(Records that describe figures)

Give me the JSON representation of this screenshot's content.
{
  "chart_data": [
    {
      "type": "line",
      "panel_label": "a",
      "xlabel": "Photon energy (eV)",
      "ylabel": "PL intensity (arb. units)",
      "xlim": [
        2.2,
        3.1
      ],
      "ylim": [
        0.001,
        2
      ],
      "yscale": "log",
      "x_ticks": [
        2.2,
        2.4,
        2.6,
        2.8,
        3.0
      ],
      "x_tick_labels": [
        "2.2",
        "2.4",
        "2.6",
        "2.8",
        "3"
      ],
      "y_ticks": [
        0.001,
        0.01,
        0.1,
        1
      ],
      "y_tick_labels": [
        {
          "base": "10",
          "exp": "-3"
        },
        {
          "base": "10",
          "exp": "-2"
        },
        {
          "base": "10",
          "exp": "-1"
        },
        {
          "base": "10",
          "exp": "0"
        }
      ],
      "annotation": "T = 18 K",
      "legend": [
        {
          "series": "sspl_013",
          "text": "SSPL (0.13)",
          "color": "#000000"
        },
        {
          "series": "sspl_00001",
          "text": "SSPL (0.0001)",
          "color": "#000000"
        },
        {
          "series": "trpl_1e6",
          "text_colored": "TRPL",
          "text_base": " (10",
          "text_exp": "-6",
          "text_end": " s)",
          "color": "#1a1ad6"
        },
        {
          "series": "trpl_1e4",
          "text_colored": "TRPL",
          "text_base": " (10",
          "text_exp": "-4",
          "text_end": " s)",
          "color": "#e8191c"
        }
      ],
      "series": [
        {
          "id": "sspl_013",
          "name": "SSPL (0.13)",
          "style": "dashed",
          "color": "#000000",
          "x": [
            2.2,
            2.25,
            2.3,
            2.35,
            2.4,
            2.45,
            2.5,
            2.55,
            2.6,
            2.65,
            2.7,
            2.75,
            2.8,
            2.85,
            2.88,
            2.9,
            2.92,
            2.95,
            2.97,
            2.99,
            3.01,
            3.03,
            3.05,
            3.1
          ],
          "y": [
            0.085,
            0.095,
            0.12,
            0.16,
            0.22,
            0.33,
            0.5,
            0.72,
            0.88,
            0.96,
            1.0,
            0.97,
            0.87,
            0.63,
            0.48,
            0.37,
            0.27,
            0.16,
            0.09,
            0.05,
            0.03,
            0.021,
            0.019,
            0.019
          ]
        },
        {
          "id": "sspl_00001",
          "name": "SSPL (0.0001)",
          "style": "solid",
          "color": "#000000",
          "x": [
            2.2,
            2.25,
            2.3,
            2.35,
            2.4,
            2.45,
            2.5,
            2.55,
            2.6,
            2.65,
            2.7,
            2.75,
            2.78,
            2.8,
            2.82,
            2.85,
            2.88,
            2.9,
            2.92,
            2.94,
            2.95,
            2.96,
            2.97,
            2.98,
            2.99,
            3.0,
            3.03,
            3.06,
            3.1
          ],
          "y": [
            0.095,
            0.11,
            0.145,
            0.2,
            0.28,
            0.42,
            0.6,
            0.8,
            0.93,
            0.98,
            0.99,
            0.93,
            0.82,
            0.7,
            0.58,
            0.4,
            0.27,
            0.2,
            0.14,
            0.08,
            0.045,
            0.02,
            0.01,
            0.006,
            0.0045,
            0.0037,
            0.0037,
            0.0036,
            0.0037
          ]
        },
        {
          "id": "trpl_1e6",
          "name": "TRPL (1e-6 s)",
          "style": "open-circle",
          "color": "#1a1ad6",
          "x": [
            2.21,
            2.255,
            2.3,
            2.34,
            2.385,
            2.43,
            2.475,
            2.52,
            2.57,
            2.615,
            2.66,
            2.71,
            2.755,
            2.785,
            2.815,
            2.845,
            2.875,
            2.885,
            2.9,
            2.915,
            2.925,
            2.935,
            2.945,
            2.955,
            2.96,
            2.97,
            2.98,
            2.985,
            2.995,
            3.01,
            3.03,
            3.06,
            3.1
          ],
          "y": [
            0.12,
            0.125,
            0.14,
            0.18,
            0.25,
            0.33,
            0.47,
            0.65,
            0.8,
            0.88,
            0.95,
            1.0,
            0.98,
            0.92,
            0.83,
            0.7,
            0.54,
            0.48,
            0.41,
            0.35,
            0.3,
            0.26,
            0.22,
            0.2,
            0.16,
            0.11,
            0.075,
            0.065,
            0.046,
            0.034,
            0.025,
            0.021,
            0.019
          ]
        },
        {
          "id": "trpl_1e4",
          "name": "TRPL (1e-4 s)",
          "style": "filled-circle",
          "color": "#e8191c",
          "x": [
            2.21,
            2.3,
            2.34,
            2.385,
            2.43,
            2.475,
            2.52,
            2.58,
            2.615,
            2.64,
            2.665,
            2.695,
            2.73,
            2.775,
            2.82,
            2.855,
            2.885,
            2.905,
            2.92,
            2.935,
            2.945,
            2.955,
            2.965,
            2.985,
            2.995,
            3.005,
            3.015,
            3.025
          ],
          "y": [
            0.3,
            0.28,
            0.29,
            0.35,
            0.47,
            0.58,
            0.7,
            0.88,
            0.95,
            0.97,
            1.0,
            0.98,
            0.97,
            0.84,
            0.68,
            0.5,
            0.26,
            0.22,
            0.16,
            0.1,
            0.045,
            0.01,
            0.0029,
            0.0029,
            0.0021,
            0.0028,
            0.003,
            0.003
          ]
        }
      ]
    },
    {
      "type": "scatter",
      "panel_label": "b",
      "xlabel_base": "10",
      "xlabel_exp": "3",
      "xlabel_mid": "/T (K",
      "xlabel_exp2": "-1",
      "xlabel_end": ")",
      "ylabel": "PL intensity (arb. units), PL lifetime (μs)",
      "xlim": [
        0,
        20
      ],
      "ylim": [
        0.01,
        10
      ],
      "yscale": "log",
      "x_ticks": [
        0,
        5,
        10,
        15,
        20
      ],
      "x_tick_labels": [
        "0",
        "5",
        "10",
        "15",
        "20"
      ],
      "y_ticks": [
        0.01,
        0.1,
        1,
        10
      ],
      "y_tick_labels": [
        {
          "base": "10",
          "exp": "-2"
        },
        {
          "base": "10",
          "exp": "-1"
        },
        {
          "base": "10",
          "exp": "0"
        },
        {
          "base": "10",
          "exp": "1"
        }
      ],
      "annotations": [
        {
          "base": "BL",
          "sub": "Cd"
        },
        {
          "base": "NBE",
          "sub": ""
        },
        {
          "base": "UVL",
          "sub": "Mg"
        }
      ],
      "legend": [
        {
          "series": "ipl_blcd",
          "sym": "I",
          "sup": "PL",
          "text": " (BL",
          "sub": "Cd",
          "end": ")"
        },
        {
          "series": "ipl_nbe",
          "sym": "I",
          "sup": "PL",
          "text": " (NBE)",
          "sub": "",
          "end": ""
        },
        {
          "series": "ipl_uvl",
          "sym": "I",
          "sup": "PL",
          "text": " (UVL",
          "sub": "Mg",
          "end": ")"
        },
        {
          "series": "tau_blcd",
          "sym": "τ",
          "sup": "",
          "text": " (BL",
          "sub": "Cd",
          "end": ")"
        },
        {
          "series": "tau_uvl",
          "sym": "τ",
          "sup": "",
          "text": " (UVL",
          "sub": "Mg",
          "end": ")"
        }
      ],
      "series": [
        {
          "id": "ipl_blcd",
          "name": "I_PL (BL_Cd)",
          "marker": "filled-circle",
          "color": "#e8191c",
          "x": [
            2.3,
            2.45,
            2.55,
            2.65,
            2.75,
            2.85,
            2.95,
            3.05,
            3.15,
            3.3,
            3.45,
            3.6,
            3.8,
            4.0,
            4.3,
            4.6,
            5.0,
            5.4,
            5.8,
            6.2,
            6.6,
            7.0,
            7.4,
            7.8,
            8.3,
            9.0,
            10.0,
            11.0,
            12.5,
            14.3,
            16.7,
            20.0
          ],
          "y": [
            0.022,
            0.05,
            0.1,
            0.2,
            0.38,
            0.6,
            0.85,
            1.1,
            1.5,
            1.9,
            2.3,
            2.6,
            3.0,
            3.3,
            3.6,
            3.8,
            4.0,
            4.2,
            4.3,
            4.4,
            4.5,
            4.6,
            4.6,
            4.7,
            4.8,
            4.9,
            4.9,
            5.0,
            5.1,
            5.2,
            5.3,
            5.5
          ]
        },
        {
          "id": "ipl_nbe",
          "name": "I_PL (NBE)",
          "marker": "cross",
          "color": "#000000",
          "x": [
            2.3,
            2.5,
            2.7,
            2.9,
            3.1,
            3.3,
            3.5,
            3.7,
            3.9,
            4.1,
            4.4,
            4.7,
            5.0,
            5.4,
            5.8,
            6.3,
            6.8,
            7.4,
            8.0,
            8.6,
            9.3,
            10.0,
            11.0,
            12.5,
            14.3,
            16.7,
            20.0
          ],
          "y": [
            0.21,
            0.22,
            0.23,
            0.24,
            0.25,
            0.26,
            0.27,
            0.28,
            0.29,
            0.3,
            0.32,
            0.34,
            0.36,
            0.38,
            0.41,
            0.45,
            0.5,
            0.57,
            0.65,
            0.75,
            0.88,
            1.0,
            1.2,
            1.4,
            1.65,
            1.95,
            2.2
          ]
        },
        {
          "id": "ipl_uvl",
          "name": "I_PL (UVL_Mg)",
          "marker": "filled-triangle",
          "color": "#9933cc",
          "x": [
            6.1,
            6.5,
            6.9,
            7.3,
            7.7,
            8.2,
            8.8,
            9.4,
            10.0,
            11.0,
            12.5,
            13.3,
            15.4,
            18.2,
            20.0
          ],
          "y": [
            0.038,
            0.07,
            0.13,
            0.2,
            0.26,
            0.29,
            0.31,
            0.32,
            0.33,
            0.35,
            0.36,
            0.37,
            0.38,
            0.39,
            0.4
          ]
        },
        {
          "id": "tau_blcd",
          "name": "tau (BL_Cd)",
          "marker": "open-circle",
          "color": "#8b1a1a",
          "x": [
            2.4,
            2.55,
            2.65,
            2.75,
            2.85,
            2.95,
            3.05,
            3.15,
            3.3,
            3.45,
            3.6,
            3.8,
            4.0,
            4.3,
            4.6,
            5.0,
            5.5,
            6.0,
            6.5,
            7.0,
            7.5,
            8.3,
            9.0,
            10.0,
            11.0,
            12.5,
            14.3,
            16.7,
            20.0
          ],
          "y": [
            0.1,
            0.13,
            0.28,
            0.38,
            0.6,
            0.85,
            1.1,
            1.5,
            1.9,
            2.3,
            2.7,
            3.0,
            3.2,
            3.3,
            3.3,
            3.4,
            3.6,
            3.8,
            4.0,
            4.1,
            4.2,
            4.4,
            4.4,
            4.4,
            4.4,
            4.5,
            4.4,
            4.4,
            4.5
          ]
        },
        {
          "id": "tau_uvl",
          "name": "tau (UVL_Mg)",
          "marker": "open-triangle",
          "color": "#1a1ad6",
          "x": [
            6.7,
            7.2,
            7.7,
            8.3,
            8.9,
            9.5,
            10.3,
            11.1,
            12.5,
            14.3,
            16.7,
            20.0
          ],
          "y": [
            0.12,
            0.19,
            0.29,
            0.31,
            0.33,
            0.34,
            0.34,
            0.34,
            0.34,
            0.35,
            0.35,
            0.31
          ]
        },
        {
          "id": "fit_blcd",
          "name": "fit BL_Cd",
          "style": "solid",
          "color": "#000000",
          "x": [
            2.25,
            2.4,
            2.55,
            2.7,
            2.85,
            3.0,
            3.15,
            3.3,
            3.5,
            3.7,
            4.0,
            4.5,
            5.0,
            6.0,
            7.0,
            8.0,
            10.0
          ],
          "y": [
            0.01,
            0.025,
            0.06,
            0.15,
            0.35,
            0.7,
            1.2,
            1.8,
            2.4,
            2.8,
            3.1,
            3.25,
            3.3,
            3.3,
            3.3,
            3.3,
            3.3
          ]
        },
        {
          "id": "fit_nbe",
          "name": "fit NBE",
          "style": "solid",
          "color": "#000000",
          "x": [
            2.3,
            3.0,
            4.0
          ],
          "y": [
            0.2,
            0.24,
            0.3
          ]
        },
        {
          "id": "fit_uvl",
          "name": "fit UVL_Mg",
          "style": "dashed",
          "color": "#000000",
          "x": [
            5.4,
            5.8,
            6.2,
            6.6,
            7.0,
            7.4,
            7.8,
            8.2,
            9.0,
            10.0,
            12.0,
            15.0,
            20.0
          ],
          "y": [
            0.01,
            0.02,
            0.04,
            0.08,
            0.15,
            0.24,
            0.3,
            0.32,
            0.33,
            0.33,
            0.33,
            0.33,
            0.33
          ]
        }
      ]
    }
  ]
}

### Problem requirements:
Using the material above, gather every line that includes "triangle".

### Task solution:
          "marker": "filled-triangle",
          "marker": "open-triangle",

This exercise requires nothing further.